╔══

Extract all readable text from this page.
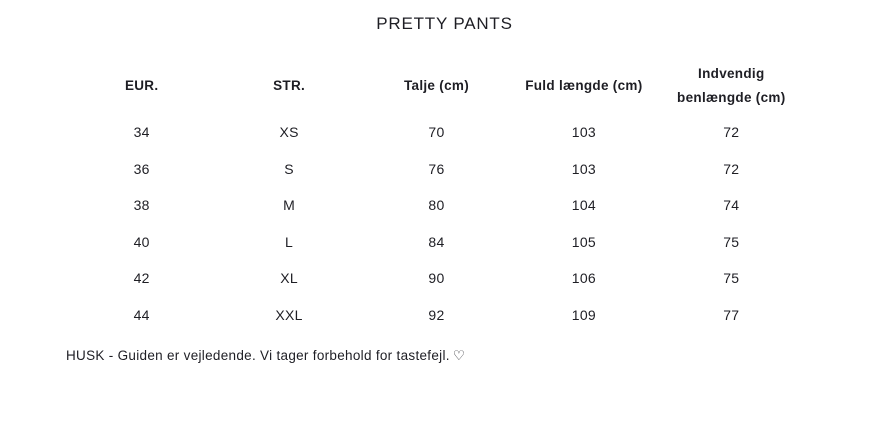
PRETTY PANTS
EUR.	STR.	Talje (cm)	Fuld længde (cm)	Indvendig benlængde (cm)
34	XS	70	103	72
36	S	76	103	72
38	M	80	104	74
40	L	84	105	75
42	XL	90	106	75
44	XXL	92	109	77

HUSK - Guiden er vejledende. Vi tager forbehold for tastefejl. ♡
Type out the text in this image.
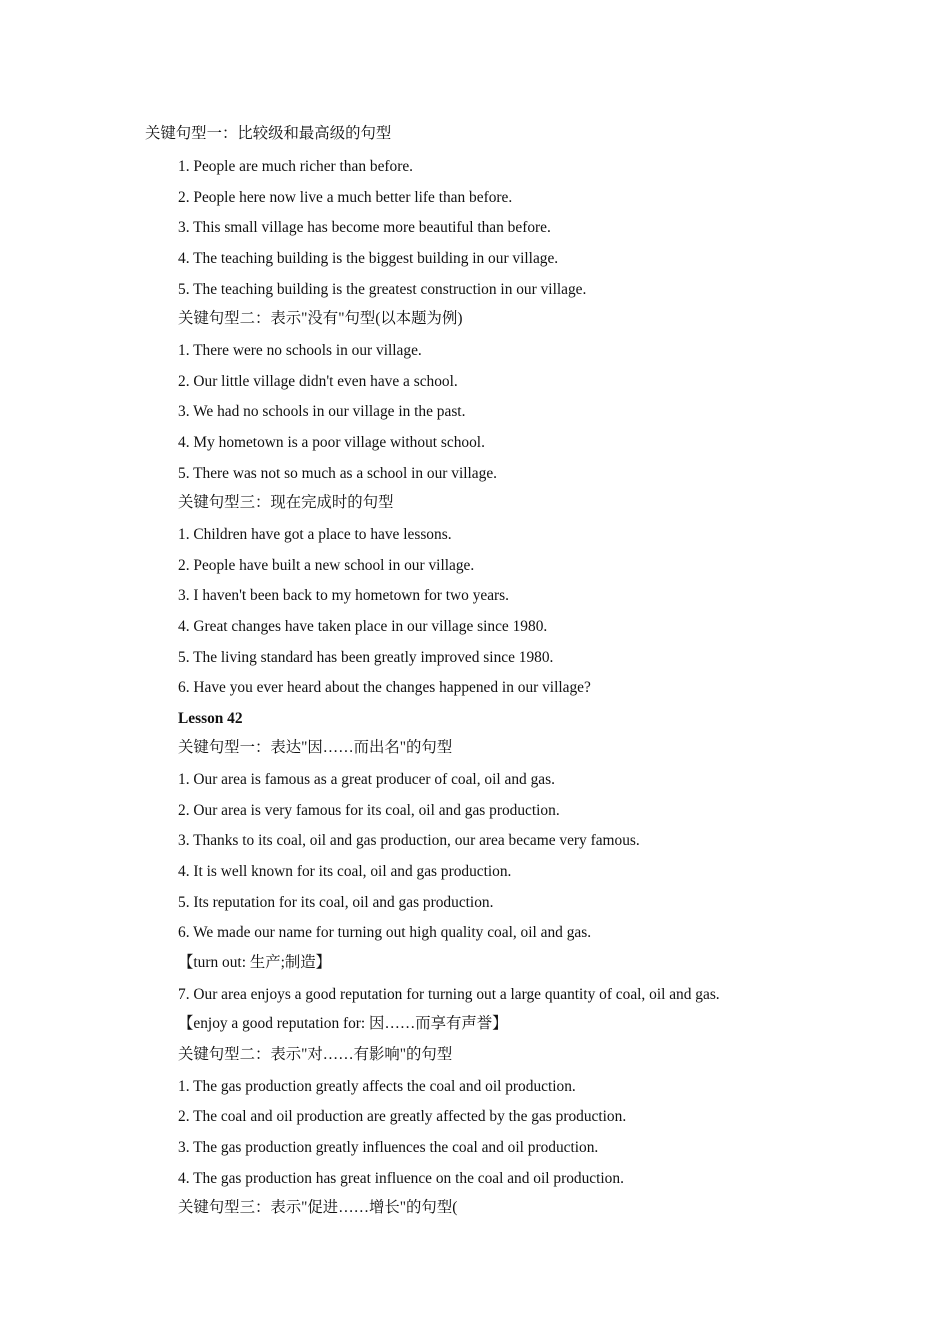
关键句型一：比较级和最高级的句型
1. People are much richer than before.
2. People here now live a much better life than before.
3. This small village has become more beautiful than before.
4. The teaching building is the biggest building in our village.
5. The teaching building is the greatest construction in our village.
关键句型二：表示"没有"句型(以本题为例)
1. There were no schools in our village.
2. Our little village didn't even have a school.
3. We had no schools in our village in the past.
4. My hometown is a poor village without school.
5. There was not so much as a school in our village.
关键句型三：现在完成时的句型
1. Children have got a place to have lessons.
2. People have built a new school in our village.
3. I haven't been back to my hometown for two years.
4. Great changes have taken place in our village since 1980.
5. The living standard has been greatly improved since 1980.
6. Have you ever heard about the changes happened in our village?
Lesson 42
关键句型一：表达"因……而出名"的句型
1. Our area is famous as a great producer of coal, oil and gas.
2. Our area is very famous for its coal, oil and gas production.
3. Thanks to its coal, oil and gas production, our area became very famous.
4. It is well known for its coal, oil and gas production.
5. Its reputation for its coal, oil and gas production.
6. We made our name for turning out high quality coal, oil and gas.
【turn out: 生产;制造】
7. Our area enjoys a good reputation for turning out a large quantity of coal, oil and gas.
【enjoy a good reputation for: 因……而享有声誉】
关键句型二：表示"对……有影响"的句型
1. The gas production greatly affects the coal and oil production.
2. The coal and oil production are greatly affected by the gas production.
3. The gas production greatly influences the coal and oil production.
4. The gas production has great influence on the coal and oil production.
关键句型三：表示"促进……增长"的句型(
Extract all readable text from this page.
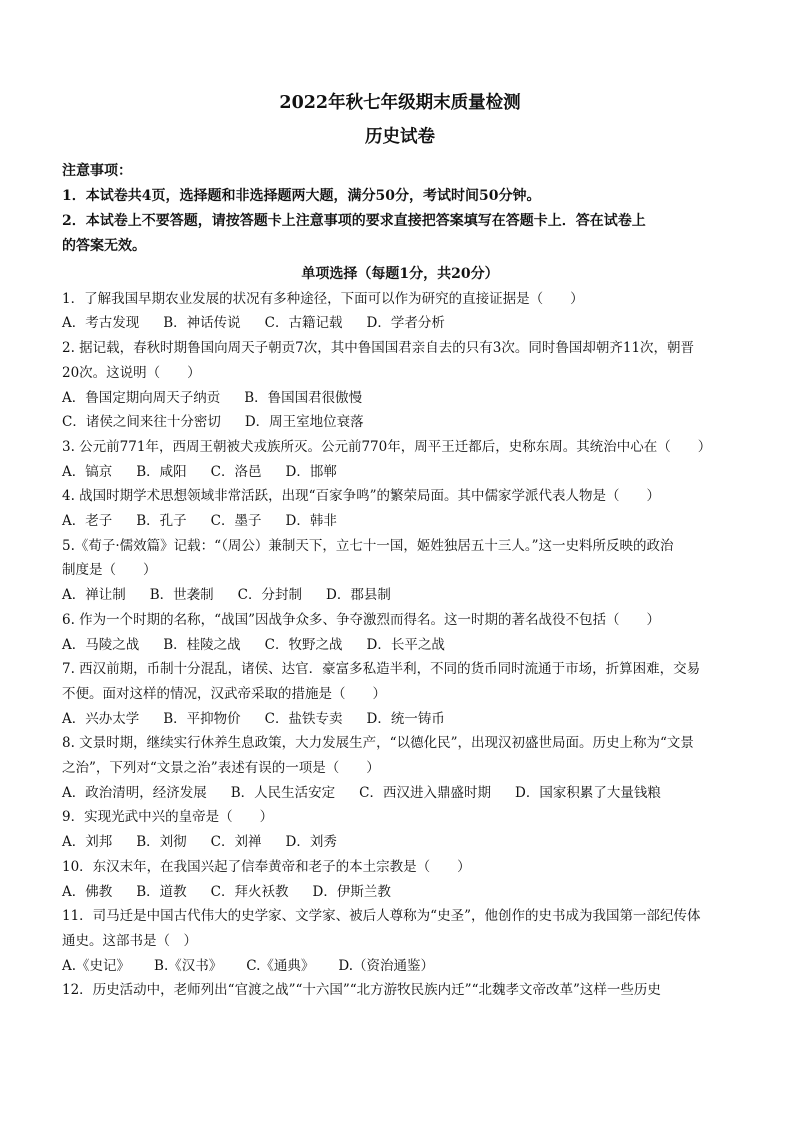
2022年秋七年级期末质量检测
历史试卷
注意事项：
1．本试卷共4页，选择题和非选择题两大题，满分50分，考试时间50分钟。
2．本试卷上不要答题，请按答题卡上注意事项的要求直接把答案填写在答题卡上．答在试卷上
的答案无效。
单项选择（每题1分，共20分）
1．了解我国早期农业发展的状况有多种途径，下面可以作为研究的直接证据是（　　）
A．考古发现 B．神话传说 C．古籍记载 D．学者分析
2. 据记载，春秋时期鲁国向周天子朝贡7次，其中鲁国国君亲自去的只有3次。同时鲁国却朝齐11次，朝晋
20次。这说明（　　）
A．鲁国定期向周天子纳贡 B．鲁国国君很傲慢
C．诸侯之间来往十分密切 D．周王室地位衰落
3. 公元前771年，西周王朝被犬戎族所灭。公元前770年，周平王迁都后，史称东周。其统治中心在（　　）
A．镐京 B．咸阳 C．洛邑 D．邯郸
4. 战国时期学术思想领域非常活跃，出现“百家争鸣”的繁荣局面。其中儒家学派代表人物是（　　）
A．老子 B．孔子 C．墨子 D．韩非
5.《荀子·儒效篇》记载：“（周公）兼制天下，立七十一国，姬姓独居五十三人。”这一史料所反映的政治
制度是（　　）
A．禅让制 B．世袭制 C．分封制 D．郡县制
6. 作为一个时期的名称，“战国”因战争众多、争夺激烈而得名。这一时期的著名战役不包括（　　）
A．马陵之战 B．桂陵之战 C．牧野之战 D．长平之战
7. 西汉前期，币制十分混乱，诸侯、达官．豪富多私造半利，不同的货币同时流通于市场，折算困难，交易
不便。面对这样的情况，汉武帝采取的措施是（　　）
A．兴办太学 B．平抑物价 C．盐铁专卖 D．统一铸币
8. 文景时期，继续实行休养生息政策，大力发展生产，“以德化民”，出现汉初盛世局面。历史上称为“文景
之治”，下列对“文景之治”表述有误的一项是（　　）
A．政治清明，经济发展 B．人民生活安定 C．西汉进入鼎盛时期 D．国家积累了大量钱粮
9．实现光武中兴的皇帝是（　　）
A．刘邦 B．刘彻 C．刘禅 D．刘秀
10．东汉末年，在我国兴起了信奉黄帝和老子的本土宗教是（　　）
A．佛教 B．道教 C．拜火袄教 D．伊斯兰教
11．司马迁是中国古代伟大的史学家、文学家、被后人尊称为“史圣”，他创作的史书成为我国第一部纪传体
通史。这部书是（　）
A.《史记》 B.《汉书》 C.《通典》 D.（资治通鉴）
12．历史活动中，老师列出“官渡之战”“十六国”“北方游牧民族内迁”“北魏孝文帝改革”这样一些历史
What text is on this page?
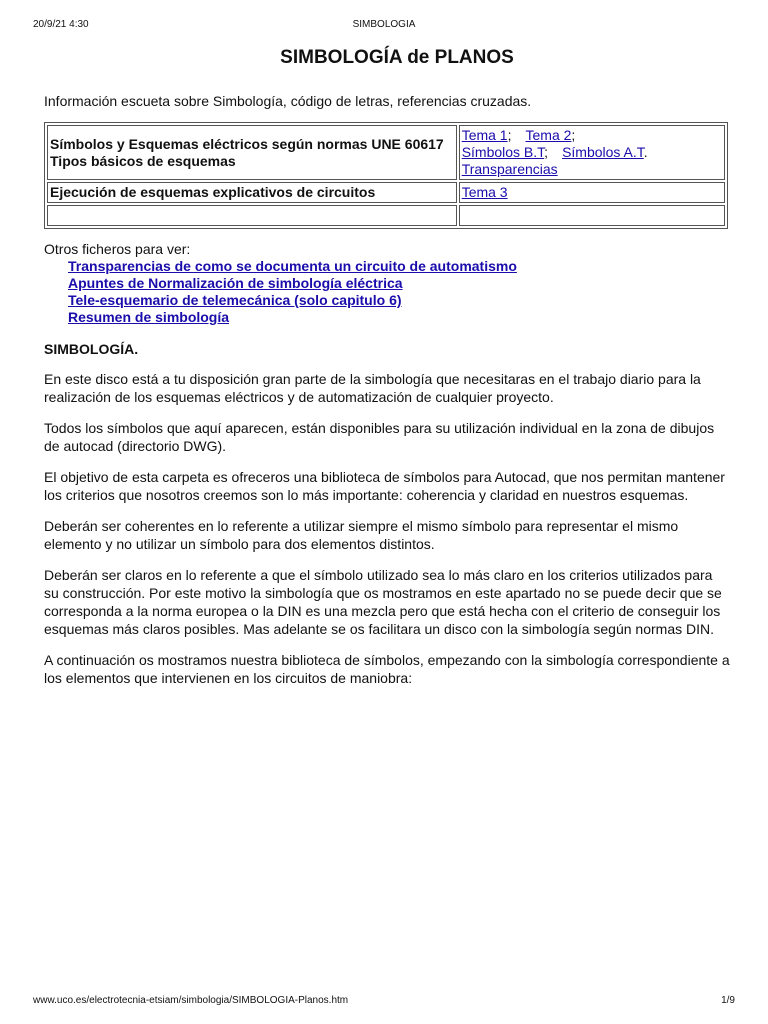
20/9/21 4:30	SIMBOLOGIA
SIMBOLOGÍA de PLANOS

Información escueta sobre Simbología, código de letras, referencias cruzadas.

Símbolos y Esquemas eléctricos según normas UNE 60617
Tipos básicos de esquemas	Tema 1; Tema 2;
Símbolos B.T; Símbolos A.T.
Transparencias
Ejecución de esquemas explicativos de circuitos	Tema 3

Otros ficheros para ver:
Transparencias de como se documenta un circuito de automatismo
Apuntes de Normalización de simbología eléctrica
Tele-esquemario de telemecánica (solo capitulo 6)
Resumen de simbología
SIMBOLOGÍA.

En este disco está a tu disposición gran parte de la simbología que necesitaras en el trabajo diario para la realización de los esquemas eléctricos y de automatización de cualquier proyecto.

Todos los símbolos que aquí aparecen, están disponibles para su utilización individual en la zona de dibujos de autocad (directorio DWG).

El objetivo de esta carpeta es ofreceros una biblioteca de símbolos para Autocad, que nos permitan mantener los criterios que nosotros creemos son lo más importante: coherencia y claridad en nuestros esquemas.

Deberán ser coherentes en lo referente a utilizar siempre el mismo símbolo para representar el mismo elemento y no utilizar un símbolo para dos elementos distintos.

Deberán ser claros en lo referente a que el símbolo utilizado sea lo más claro en los criterios utilizados para su construcción. Por este motivo la simbología que os mostramos en este apartado no se puede decir que se corresponda a la norma europea o la DIN es una mezcla pero que está hecha con el criterio de conseguir los esquemas más claros posibles. Mas adelante se os facilitara un disco con la simbología según normas DIN.

A continuación os mostramos nuestra biblioteca de símbolos, empezando con la simbología correspondiente a los elementos que intervienen en los circuitos de maniobra:

www.uco.es/electrotecnia-etsiam/simbologia/SIMBOLOGIA-Planos.htm	1/9
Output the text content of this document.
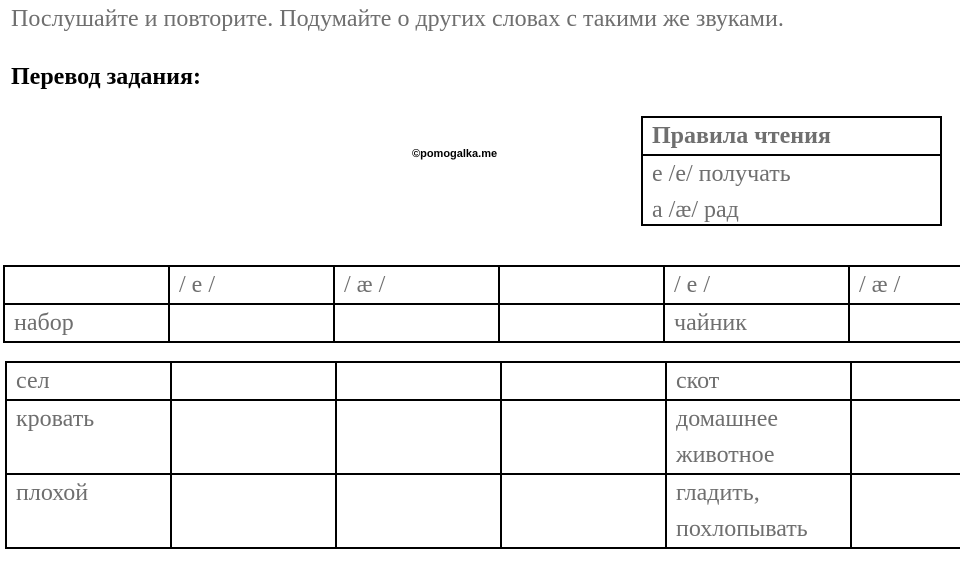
Послушайте и повторите. Подумайте о других словах с такими же звуками.
Перевод задания:
©pomogalka.me
Правила чтения
е /e/ получать
а /æ/ рад
	/ e /	/ æ /		/ e /	/ æ /
набор				чайник	
сел				скот	
кровать				домашнее животное	
плохой				гладить, похлопывать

╚══

● **GIVEN PROBLEM**
Pictures are excluded; copy all other data exactly as shown.

● **ANSWER TO THIS PROBLEM**
Extract all readable text from this page.
PRETTY PANTS
EUR.	STR.	Talje (cm)	Fuld længde (cm)	Indvendig benlængde (cm)
34	XS	70	103	72
36	S	76	103	72
38	M	80	104	74
40	L	84	105	75
42	XL	90	106	75
44	XXL	92	109	77

HUSK - Guiden er vejledende. Vi tager forbehold for tastefejl. ♡
Type out the text in this image.
关键句型一：比较级和最高级的句型
1. People are much richer than before.
2. People here now live a much better life than before.
3. This small village has become more beautiful than before.
4. The teaching building is the biggest building in our village.
5. The teaching building is the greatest construction in our village.
关键句型二：表示"没有"句型(以本题为例)
1. There were no schools in our village.
2. Our little village didn't even have a school.
3. We had no schools in our village in the past.
4. My hometown is a poor village without school.
5. There was not so much as a school in our village.
关键句型三：现在完成时的句型
1. Children have got a place to have lessons.
2. People have built a new school in our village.
3. I haven't been back to my hometown for two years.
4. Great changes have taken place in our village since 1980.
5. The living standard has been greatly improved since 1980.
6. Have you ever heard about the changes happened in our village?
Lesson 42
关键句型一：表达"因……而出名"的句型
1. Our area is famous as a great producer of coal, oil and gas.
2. Our area is very famous for its coal, oil and gas production.
3. Thanks to its coal, oil and gas production, our area became very famous.
4. It is well known for its coal, oil and gas production.
5. Its reputation for its coal, oil and gas production.
6. We made our name for turning out high quality coal, oil and gas.
【turn out: 生产;制造】
7. Our area enjoys a good reputation for turning out a large quantity of coal, oil and gas.
【enjoy a good reputation for: 因……而享有声誉】
关键句型二：表示"对……有影响"的句型
1. The gas production greatly affects the coal and oil production.
2. The coal and oil production are greatly affected by the gas production.
3. The gas production greatly influences the coal and oil production.
4. The gas production has great influence on the coal and oil production.
关键句型三：表示"促进……增长"的句型(
Extract all readable text from this page.
2022年秋七年级期末质量检测
历史试卷
注意事项：
1．本试卷共4页，选择题和非选择题两大题，满分50分，考试时间50分钟。
2．本试卷上不要答题，请按答题卡上注意事项的要求直接把答案填写在答题卡上．答在试卷上
的答案无效。
单项选择（每题1分，共20分）
1．了解我国早期农业发展的状况有多种途径，下面可以作为研究的直接证据是（　　）
A．考古发现 B．神话传说 C．古籍记载 D．学者分析
2. 据记载，春秋时期鲁国向周天子朝贡7次，其中鲁国国君亲自去的只有3次。同时鲁国却朝齐11次，朝晋
20次。这说明（　　）
A．鲁国定期向周天子纳贡 B．鲁国国君很傲慢
C．诸侯之间来往十分密切 D．周王室地位衰落
3. 公元前771年，西周王朝被犬戎族所灭。公元前770年，周平王迁都后，史称东周。其统治中心在（　　）
A．镐京 B．咸阳 C．洛邑 D．邯郸
4. 战国时期学术思想领域非常活跃，出现“百家争鸣”的繁荣局面。其中儒家学派代表人物是（　　）
A．老子 B．孔子 C．墨子 D．韩非
5.《荀子·儒效篇》记载：“（周公）兼制天下，立七十一国，姬姓独居五十三人。”这一史料所反映的政治
制度是（　　）
A．禅让制 B．世袭制 C．分封制 D．郡县制
6. 作为一个时期的名称，“战国”因战争众多、争夺激烈而得名。这一时期的著名战役不包括（　　）
A．马陵之战 B．桂陵之战 C．牧野之战 D．长平之战
7. 西汉前期，币制十分混乱，诸侯、达官．豪富多私造半利，不同的货币同时流通于市场，折算困难，交易
不便。面对这样的情况，汉武帝采取的措施是（　　）
A．兴办太学 B．平抑物价 C．盐铁专卖 D．统一铸币
8. 文景时期，继续实行休养生息政策，大力发展生产，“以德化民”，出现汉初盛世局面。历史上称为“文景
之治”，下列对“文景之治”表述有误的一项是（　　）
A．政治清明，经济发展 B．人民生活安定 C．西汉进入鼎盛时期 D．国家积累了大量钱粮
9．实现光武中兴的皇帝是（　　）
A．刘邦 B．刘彻 C．刘禅 D．刘秀
10．东汉末年，在我国兴起了信奉黄帝和老子的本土宗教是（　　）
A．佛教 B．道教 C．拜火袄教 D．伊斯兰教
11．司马迁是中国古代伟大的史学家、文学家、被后人尊称为“史圣”，他创作的史书成为我国第一部纪传体
通史。这部书是（　）
A.《史记》 B.《汉书》 C.《通典》 D.（资治通鉴）
12．历史活动中，老师列出“官渡之战”“十六国”“北方游牧民族内迁”“北魏孝文帝改革”这样一些历史
What text is on this page?
20/9/21 4:30	SIMBOLOGIA
SIMBOLOGÍA de PLANOS

Información escueta sobre Simbología, código de letras, referencias cruzadas.

Símbolos y Esquemas eléctricos según normas UNE 60617
Tipos básicos de esquemas	Tema 1; Tema 2;
Símbolos B.T; Símbolos A.T.
Transparencias
Ejecución de esquemas explicativos de circuitos	Tema 3

Otros ficheros para ver:
Transparencias de como se documenta un circuito de automatismo
Apuntes de Normalización de simbología eléctrica
Tele-esquemario de telemecánica (solo capitulo 6)
Resumen de simbología
SIMBOLOGÍA.

En este disco está a tu disposición gran parte de la simbología que necesitaras en el trabajo diario para la realización de los esquemas eléctricos y de automatización de cualquier proyecto.

Todos los símbolos que aquí aparecen, están disponibles para su utilización individual en la zona de dibujos de autocad (directorio DWG).

El objetivo de esta carpeta es ofreceros una biblioteca de símbolos para Autocad, que nos permitan mantener los criterios que nosotros creemos son lo más importante: coherencia y claridad en nuestros esquemas.

Deberán ser coherentes en lo referente a utilizar siempre el mismo símbolo para representar el mismo elemento y no utilizar un símbolo para dos elementos distintos.

Deberán ser claros en lo referente a que el símbolo utilizado sea lo más claro en los criterios utilizados para su construcción. Por este motivo la simbología que os mostramos en este apartado no se puede decir que se corresponda a la norma europea o la DIN es una mezcla pero que está hecha con el criterio de conseguir los esquemas más claros posibles. Mas adelante se os facilitara un disco con la simbología según normas DIN.

A continuación os mostramos nuestra biblioteca de símbolos, empezando con la simbología correspondiente a los elementos que intervienen en los circuitos de maniobra:

www.uco.es/electrotecnia-etsiam/simbologia/SIMBOLOGIA-Planos.htm	1/9
Output the text content of this document.
Послушайте и повторите. Подумайте о других словах с такими же звуками.
Перевод задания:
©pomogalka.me
Правила чтения
е /e/ получать
а /æ/ рад
	/ e /	/ æ /		/ e /	/ æ /
набор				чайник	
сел				скот	
кровать				домашнее животное	
плохой				гладить, похлопывать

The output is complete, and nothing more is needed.